+++ MATERIAL FOR THIS TASK

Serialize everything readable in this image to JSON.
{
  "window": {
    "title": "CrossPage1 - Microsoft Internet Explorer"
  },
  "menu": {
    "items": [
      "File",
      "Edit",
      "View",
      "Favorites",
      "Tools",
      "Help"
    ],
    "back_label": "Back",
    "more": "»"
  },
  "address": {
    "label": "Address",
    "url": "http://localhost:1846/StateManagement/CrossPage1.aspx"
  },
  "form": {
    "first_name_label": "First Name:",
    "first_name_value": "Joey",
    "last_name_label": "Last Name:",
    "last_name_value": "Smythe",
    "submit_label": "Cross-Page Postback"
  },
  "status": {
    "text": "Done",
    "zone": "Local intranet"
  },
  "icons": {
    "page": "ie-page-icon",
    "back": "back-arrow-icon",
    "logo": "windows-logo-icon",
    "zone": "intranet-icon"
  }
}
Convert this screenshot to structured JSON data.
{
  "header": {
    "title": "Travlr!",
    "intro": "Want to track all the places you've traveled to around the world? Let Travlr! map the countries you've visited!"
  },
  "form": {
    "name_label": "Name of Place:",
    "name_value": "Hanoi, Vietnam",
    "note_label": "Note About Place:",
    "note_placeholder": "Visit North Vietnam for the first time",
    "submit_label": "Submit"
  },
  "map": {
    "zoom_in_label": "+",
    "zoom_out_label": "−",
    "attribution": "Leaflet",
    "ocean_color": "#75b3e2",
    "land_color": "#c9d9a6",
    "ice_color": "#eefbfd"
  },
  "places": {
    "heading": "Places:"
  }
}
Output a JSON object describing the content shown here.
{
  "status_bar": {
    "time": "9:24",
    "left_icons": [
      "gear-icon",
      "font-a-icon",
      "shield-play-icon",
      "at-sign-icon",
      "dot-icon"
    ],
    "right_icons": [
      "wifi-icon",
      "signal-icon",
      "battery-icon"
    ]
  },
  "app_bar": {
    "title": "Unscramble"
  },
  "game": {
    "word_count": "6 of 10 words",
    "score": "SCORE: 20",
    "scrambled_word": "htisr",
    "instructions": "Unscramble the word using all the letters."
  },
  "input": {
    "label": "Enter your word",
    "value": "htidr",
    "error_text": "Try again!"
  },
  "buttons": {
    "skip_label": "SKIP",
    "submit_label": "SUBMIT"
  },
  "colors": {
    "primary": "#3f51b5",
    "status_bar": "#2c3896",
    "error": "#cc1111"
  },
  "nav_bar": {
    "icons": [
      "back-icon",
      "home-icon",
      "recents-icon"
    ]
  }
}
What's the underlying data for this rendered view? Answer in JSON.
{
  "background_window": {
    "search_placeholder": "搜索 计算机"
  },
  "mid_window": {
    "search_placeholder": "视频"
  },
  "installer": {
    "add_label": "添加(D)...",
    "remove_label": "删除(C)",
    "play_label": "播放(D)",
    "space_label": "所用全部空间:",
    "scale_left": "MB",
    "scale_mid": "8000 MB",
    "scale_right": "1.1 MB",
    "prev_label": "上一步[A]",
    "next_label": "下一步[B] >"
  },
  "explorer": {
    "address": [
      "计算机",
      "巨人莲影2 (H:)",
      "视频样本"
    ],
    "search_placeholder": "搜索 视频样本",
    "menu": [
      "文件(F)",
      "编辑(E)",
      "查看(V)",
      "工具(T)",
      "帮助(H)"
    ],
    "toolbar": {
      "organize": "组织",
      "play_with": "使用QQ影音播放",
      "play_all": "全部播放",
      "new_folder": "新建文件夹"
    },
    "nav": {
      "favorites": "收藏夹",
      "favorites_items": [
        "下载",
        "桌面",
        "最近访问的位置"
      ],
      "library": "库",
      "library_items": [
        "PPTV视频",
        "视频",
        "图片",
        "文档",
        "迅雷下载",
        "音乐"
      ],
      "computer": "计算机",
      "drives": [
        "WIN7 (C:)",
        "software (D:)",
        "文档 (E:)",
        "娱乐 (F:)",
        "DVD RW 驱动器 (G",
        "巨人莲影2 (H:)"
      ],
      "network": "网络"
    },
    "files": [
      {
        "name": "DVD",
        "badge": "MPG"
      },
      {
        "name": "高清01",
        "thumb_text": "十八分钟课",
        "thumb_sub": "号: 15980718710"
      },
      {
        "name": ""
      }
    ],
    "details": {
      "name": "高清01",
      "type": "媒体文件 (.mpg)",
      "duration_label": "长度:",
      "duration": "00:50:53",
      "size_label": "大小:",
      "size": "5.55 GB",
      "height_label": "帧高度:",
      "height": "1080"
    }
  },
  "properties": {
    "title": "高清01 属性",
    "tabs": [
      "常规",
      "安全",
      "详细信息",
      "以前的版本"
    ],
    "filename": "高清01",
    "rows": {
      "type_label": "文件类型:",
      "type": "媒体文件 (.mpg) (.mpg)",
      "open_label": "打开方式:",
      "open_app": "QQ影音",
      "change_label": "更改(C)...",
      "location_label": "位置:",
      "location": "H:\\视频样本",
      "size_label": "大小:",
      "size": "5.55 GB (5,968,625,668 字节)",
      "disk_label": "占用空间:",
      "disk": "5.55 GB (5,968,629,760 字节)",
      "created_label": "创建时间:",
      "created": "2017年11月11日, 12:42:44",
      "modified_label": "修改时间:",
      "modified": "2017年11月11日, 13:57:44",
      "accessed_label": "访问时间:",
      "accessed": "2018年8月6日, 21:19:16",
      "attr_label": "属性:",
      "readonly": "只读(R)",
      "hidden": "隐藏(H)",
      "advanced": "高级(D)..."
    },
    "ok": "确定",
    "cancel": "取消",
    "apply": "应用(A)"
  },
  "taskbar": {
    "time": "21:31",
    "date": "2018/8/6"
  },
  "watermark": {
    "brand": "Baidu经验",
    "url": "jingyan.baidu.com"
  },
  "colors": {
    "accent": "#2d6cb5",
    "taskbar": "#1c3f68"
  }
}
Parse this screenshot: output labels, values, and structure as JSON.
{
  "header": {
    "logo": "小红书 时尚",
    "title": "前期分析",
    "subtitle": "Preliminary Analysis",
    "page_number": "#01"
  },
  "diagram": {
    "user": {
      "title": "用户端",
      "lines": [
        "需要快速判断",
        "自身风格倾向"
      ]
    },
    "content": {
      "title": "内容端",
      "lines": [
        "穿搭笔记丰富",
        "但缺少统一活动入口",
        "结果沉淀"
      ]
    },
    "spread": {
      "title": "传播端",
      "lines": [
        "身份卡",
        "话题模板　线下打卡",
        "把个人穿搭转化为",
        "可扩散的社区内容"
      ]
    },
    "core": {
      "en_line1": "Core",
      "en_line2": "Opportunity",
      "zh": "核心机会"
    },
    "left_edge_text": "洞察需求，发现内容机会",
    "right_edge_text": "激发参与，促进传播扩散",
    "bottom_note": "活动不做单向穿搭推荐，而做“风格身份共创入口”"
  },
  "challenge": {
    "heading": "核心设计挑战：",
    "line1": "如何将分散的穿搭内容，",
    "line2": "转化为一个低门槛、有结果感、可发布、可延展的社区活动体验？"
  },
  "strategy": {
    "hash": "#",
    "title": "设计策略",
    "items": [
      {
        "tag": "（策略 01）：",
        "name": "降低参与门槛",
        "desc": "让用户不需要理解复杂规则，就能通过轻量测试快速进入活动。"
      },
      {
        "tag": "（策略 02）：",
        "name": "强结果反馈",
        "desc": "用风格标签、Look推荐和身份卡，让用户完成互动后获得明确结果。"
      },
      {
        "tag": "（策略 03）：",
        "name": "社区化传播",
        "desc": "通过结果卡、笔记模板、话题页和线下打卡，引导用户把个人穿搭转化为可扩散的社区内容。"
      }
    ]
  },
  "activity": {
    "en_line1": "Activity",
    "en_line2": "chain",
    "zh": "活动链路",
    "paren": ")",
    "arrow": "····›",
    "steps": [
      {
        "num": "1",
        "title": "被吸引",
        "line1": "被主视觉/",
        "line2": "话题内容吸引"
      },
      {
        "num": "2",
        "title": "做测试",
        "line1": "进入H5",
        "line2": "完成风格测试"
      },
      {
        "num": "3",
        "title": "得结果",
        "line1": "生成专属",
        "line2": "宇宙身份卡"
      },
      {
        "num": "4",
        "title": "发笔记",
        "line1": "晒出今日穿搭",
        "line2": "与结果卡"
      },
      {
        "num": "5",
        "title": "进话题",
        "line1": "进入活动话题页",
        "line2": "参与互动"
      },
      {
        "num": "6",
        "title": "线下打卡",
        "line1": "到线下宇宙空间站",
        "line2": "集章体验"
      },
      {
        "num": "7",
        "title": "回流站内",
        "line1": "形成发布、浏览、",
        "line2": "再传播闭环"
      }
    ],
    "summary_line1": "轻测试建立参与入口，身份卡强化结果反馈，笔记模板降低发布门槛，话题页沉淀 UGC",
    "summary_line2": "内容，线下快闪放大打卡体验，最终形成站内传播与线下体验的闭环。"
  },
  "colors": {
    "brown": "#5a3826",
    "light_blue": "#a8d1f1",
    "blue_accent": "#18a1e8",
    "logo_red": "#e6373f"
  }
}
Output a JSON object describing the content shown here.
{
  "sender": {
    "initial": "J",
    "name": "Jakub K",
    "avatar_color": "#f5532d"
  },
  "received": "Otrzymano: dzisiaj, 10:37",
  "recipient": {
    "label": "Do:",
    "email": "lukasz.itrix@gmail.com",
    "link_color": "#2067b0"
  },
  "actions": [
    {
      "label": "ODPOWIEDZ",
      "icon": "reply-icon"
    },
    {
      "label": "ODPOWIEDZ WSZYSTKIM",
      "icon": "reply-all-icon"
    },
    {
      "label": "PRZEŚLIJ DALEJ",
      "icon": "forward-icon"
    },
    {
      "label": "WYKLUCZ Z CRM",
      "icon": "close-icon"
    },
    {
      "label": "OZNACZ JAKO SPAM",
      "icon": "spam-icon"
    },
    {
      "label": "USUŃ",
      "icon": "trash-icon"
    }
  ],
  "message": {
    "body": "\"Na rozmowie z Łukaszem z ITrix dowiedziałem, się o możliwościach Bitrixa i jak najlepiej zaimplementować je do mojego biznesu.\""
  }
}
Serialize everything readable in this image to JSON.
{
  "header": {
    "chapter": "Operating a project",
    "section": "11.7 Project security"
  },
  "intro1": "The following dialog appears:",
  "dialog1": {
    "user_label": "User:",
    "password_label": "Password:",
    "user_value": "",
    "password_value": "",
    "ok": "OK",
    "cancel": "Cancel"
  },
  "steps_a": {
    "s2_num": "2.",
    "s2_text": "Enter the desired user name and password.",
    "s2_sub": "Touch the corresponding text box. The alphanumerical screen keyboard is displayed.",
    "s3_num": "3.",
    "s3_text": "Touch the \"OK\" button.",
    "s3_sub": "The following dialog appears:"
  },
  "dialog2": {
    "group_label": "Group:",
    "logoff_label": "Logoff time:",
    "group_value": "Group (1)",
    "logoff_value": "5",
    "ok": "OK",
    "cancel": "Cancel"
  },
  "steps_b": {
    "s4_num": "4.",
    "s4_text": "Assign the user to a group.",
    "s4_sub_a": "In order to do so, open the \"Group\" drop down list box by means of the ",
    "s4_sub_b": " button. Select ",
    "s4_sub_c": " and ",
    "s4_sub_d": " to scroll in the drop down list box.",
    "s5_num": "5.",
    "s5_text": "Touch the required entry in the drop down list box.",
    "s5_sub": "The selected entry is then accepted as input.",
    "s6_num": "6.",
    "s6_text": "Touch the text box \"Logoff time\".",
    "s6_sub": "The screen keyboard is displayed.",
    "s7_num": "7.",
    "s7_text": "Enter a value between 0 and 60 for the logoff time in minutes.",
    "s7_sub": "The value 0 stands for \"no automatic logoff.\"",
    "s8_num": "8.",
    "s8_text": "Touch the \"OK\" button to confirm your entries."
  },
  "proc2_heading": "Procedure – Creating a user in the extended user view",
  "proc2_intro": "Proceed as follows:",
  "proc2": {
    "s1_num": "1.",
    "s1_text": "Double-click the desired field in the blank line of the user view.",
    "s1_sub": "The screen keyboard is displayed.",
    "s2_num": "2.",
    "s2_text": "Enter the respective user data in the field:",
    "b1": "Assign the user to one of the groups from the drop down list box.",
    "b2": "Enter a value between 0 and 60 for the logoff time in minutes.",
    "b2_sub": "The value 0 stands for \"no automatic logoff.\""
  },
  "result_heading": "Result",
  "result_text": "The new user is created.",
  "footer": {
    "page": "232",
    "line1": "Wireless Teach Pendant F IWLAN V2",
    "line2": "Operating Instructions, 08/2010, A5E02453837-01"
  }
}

++++++

Copy out each line of the listing that holds "desired".

RESPONSE TO THIS TASK »
    "s2_text": "Enter the desired user name and password.",
    "s1_text": "Double-click the desired field in the blank line of the user view.",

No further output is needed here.